TEKS:
============

Taliban Gegerkan Dunia, Golkar Serukan Penguatan Nasionalisme dan Demokrasi
jpnn.com, JAKARTA - Menanggapi perkembangan di dunia internasional saat ini, Ketua Balitbang Golkar Jerry Sambuaga mengajak seluruh elemen bangas perkuat nasionalisme dan demokrasi. Menurutnya, kedua hal itu menjadi kunci untuk menyatukan dan menjembatani negara yang punya ciri multikultural seperti Bangsa Indonesia.
Pernyataan ini sejalan dengan pidato Airlangga Hartarto yang juga merupakan Ketua Umum Golkar di peringatan ke-50 CSIS beberapa waktu lalu. Pada pidato tersebut Airlangga menekankan pentingnya Pendidikan demokrasi untuk menghadapi berbagai macam tantangan saat ini.
Pidato Ketua Umum Golkar dalam timbangan Jerry sangat relevan ditinjau dari dua konteks, yaitu Pandemi dan kedua menguatnya populisme selama satu decade terakhir.
Pandemi telah membuat kualitas demorkasi di berbagai negara menurun. Trend ini merupakan imbas dari upaya penanganan pandemi yang memang harus lebih punya kendali kuat bagi perilaku masyarakat agar proses kurasi dan mitigasi bisa berjalan baik. Indonesia sendiri masih menunjukkan performa demokrasi yang cukup baik khususnya di sektor yang berkaitan dengan proses electoral dan pluralism.
Kedua, pidato kebangsaan Airlangga bagi Jerry juga relevan dalam kaitannya dengan menguatnya populisme, termasuk di Indonesia. Menurut jerry, Indonesia harus terus menyegarkan Kembali nilai-nilai demokrasi berbasis multikulturalisme agar semua elemen di Indonesia merasa memiliki negara dan bangsanya.
Beberapa hari belakangan ini masyarakat dunia termasuk Indonesia sedang memperhatikan perkembanga terbaru di Afghanistan.Negara tersebut dikuasai kembali oleh Rezim Taliban seiring rencana penarikan pasukan Amerika Serikat akhir Agustus ini. Bagi banyak pihak ini menunjukkan lemahnya pemerintahan bentukan Amerika Serikat. Naiknya Taliban dikhawatirkan akan memperkuat kembali populisme agama di seluruh dunia.
Afghanistan sendiri selama ini diketahui kesulitan menemukan nilai-nilai dasar Bersama yang bisa menyatukan negara itu. Dari segi etnis, beberapa etnis seperti Pashtun, Tajik, Hazara, Uzbek dan lain-lain terus berebut pengaruh tradisional mereka.
Pada saat yang sama kekuatan agamis radikal, moderat, komunis dan kelompok yang lebih liberal ikut mewarnai dan menentukan Tarik ulur kekuasaan. Selanjutnya Afghanistan akhirnya terseret dalam pusaran politik internasional dimana negara-negara adidaya berebut pengaruh. Uni Sovyet di masa lalu, kemudian Amerika Serikat dan sekutunya dan sekarang China ikut dalam arena perebutan pengaruh.

============

DAFTAR DATA:
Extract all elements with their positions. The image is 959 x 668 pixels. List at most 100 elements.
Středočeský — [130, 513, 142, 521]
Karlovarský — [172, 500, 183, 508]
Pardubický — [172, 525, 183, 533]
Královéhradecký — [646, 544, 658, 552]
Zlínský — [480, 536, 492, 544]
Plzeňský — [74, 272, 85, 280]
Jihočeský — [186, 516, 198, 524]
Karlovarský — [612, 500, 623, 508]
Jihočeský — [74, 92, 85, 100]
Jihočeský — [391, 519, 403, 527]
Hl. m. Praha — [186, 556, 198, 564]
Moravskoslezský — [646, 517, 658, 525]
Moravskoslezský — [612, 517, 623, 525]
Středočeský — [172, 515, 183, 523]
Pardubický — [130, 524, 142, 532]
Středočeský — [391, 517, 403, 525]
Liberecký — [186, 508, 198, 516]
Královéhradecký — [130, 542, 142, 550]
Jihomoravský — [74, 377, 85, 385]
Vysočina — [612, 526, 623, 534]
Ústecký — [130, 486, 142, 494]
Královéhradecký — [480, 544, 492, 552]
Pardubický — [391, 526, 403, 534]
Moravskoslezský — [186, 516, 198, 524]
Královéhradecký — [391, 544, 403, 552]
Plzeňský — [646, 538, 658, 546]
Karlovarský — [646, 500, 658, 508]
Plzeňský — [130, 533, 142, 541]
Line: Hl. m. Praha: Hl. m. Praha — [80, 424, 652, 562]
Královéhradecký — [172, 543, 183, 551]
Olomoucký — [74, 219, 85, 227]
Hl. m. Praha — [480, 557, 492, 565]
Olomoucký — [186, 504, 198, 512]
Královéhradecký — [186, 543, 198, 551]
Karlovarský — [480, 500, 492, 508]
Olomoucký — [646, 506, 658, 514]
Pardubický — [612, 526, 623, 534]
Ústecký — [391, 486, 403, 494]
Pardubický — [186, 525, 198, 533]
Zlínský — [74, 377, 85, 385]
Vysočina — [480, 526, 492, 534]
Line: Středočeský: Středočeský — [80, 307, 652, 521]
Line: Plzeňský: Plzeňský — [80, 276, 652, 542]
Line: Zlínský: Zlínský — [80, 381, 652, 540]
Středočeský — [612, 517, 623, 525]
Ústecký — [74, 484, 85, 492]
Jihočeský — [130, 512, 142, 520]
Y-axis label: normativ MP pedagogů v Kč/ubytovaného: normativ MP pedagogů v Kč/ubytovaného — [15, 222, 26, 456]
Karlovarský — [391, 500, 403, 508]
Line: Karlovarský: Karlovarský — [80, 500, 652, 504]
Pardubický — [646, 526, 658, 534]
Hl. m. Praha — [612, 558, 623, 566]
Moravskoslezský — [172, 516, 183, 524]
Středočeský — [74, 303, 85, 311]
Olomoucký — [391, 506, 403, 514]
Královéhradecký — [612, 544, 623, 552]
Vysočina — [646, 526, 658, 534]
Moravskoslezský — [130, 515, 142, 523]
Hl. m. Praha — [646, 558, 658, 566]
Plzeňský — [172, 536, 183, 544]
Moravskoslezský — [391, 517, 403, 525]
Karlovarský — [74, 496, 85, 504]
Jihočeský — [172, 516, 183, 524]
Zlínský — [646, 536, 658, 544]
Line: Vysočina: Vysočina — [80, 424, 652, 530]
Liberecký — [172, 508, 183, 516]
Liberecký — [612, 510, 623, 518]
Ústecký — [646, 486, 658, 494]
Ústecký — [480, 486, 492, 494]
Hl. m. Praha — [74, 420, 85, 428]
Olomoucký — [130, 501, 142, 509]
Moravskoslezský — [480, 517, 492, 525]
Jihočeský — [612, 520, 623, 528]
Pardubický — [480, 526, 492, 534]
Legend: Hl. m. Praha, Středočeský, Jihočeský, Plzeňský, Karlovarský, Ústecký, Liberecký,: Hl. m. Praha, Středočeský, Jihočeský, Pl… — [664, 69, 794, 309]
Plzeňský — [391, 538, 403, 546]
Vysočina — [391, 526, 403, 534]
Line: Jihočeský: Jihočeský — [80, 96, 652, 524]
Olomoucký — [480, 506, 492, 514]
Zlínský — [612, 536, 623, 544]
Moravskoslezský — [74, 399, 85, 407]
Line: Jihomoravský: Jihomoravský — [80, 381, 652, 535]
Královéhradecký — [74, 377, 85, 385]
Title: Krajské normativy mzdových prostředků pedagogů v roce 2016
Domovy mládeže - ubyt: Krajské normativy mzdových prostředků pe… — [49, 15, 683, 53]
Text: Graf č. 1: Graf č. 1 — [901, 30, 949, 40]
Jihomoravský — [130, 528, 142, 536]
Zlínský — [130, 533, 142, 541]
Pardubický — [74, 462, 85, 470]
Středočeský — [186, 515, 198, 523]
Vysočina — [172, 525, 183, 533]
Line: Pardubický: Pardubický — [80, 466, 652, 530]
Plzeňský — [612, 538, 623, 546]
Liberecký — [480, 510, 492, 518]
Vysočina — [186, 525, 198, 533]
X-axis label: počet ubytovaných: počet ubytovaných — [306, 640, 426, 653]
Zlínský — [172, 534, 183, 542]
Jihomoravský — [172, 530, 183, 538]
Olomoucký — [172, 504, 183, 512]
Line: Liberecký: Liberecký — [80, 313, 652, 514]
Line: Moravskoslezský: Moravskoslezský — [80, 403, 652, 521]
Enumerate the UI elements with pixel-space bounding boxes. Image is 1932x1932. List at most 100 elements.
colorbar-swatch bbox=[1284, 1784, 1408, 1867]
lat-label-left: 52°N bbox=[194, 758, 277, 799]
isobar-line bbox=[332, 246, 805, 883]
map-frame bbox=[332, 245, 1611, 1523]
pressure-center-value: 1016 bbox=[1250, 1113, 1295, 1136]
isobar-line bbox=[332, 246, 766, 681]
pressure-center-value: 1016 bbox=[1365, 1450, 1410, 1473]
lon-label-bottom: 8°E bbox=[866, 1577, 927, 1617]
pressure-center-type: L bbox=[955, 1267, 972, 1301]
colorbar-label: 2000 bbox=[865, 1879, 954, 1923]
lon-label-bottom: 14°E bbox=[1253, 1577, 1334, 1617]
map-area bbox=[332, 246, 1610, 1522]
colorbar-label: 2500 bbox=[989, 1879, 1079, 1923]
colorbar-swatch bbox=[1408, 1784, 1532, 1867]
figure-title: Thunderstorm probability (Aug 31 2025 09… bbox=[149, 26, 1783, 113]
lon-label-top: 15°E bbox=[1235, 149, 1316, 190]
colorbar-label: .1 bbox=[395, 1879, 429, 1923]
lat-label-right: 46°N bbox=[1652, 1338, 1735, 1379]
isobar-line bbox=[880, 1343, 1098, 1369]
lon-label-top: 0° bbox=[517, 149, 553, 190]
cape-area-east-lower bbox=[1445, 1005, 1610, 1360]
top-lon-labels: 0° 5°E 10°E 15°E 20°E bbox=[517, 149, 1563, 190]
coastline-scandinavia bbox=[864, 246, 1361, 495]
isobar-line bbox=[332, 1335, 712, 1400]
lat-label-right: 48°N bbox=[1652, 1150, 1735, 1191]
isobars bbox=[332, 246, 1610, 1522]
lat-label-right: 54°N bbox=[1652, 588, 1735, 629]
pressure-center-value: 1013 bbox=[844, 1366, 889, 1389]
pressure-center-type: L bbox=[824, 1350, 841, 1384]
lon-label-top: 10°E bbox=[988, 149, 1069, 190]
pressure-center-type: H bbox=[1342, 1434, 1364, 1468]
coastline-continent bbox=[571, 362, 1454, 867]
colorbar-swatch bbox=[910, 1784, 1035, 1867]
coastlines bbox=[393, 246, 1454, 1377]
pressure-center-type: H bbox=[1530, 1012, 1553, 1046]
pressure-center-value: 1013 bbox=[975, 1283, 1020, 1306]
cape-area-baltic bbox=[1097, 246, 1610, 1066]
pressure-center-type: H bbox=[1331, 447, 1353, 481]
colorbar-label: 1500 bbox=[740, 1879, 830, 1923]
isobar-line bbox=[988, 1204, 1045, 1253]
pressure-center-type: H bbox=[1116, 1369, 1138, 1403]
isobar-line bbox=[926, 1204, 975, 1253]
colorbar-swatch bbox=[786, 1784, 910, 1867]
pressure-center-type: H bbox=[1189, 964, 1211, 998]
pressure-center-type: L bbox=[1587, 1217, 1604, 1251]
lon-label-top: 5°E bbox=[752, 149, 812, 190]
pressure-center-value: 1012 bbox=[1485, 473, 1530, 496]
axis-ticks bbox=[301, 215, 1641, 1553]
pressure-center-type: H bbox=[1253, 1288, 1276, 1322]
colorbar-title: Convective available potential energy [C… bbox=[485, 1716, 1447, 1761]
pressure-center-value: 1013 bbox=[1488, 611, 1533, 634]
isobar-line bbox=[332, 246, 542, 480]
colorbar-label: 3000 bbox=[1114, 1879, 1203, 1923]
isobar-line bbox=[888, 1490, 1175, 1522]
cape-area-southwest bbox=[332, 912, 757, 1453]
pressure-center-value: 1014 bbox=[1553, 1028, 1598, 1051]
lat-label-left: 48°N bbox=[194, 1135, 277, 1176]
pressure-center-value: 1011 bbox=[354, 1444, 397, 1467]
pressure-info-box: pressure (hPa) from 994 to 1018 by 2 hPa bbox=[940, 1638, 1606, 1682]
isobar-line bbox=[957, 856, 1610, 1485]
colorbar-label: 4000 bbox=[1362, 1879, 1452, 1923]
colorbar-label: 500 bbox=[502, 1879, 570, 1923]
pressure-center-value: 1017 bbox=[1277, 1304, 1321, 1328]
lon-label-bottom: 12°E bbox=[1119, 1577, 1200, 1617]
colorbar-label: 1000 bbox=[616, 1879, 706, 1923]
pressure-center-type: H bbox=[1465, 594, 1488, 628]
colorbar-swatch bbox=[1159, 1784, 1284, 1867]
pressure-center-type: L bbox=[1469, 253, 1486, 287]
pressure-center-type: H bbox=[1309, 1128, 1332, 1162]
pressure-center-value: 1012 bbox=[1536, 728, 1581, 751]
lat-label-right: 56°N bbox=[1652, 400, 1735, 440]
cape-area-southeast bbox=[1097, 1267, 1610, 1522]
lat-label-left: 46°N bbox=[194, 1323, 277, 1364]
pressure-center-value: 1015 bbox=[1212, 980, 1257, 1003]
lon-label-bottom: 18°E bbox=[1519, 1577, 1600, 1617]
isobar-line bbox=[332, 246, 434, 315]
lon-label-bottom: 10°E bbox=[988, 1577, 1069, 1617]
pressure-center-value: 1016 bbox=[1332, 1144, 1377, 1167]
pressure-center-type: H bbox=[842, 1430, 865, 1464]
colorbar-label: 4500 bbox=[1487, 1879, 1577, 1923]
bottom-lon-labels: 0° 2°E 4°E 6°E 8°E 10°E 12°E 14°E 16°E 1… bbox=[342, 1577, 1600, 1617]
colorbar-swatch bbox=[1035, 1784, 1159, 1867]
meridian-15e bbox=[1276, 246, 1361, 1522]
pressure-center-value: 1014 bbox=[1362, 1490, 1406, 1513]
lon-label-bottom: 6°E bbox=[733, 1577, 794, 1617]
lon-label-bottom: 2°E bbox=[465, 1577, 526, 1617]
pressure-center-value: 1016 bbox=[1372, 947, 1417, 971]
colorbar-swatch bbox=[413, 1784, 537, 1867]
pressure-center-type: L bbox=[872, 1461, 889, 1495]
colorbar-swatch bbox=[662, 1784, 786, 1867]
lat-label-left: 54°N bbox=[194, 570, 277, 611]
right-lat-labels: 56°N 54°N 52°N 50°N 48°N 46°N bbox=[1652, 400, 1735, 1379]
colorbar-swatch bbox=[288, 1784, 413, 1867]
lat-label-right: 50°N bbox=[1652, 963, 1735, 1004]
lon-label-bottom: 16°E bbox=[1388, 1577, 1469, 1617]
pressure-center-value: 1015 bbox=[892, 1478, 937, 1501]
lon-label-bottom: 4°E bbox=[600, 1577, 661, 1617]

============

PERTANYAAN UNTUK DIJAWAB:
1) Menurut artikel di atas, di acara apa Airlangga Hartarto menyampaikan pidato yang menekankan pentingnya pendidikan demokrasi?
2) Tuliskan ulang dari artikel di atas seluruh isinya mulai dari "Pandemi telah membuat" hingga "electoral dan pluralism.".

PENYELESAIAN TUGAS:
1) Di peringatan ke-50 CSIS.

2)
Pandemi telah membuat kualitas demorkasi di berbagai negara menurun. Trend ini merupakan imbas dari upaya penanganan pandemi yang memang harus lebih punya kendali kuat bagi perilaku masyarakat agar proses kurasi dan mitigasi bisa berjalan baik. Indonesia sendiri masih menunjukkan performa demokrasi yang cukup baik khususnya di sektor yang berkaitan dengan proses electoral dan pluralism.